__GOAL__:
Return the entries below in their exact form, leaving the pictures out.

__EXCERPTED DATA__:
-- begin --
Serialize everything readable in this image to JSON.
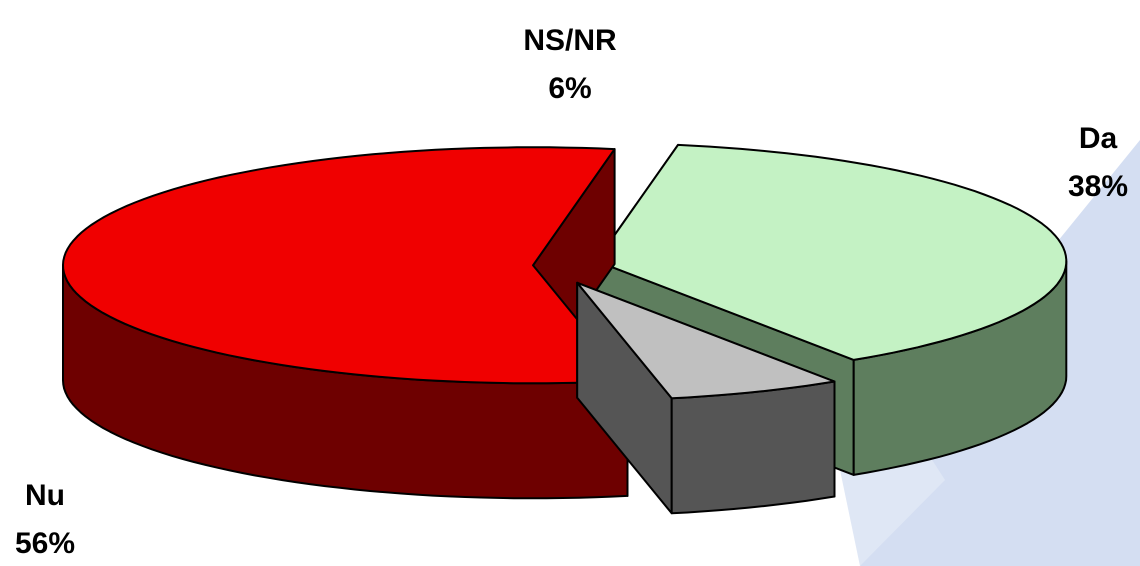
{
  "chart_data": {
    "type": "pie3d",
    "categories": [
      "Da",
      "NS/NR",
      "Nu"
    ],
    "values": [
      38,
      6,
      56
    ],
    "value_labels": [
      "38%",
      "6%",
      "56%"
    ],
    "colors": [
      "#c4f2c4",
      "#c0c0c0",
      "#f00000"
    ],
    "side_colors": [
      "#5e7e5e",
      "#555555",
      "#6e0000"
    ]
  }
}
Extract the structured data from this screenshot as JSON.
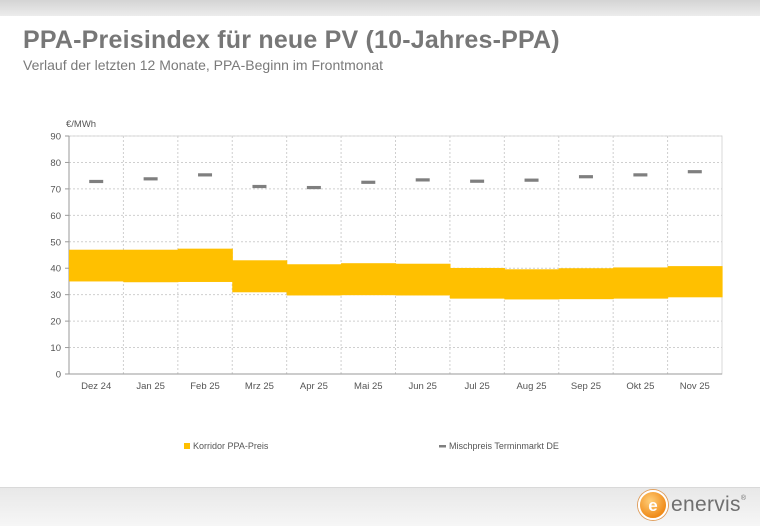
-- end --
__EXERCISE RESPONSE__:
Serialize everything readable in this image to JSON.
{
  "chart_data": {
    "type": "pie3d",
    "categories": [
      "Da",
      "NS/NR",
      "Nu"
    ],
    "values": [
      38,
      6,
      56
    ],
    "value_labels": [
      "38%",
      "6%",
      "56%"
    ],
    "colors": [
      "#c4f2c4",
      "#c0c0c0",
      "#f00000"
    ],
    "side_colors": [
      "#5e7e5e",
      "#555555",
      "#6e0000"
    ]
  }
}
Extract the structured data from this screenshot as JSON.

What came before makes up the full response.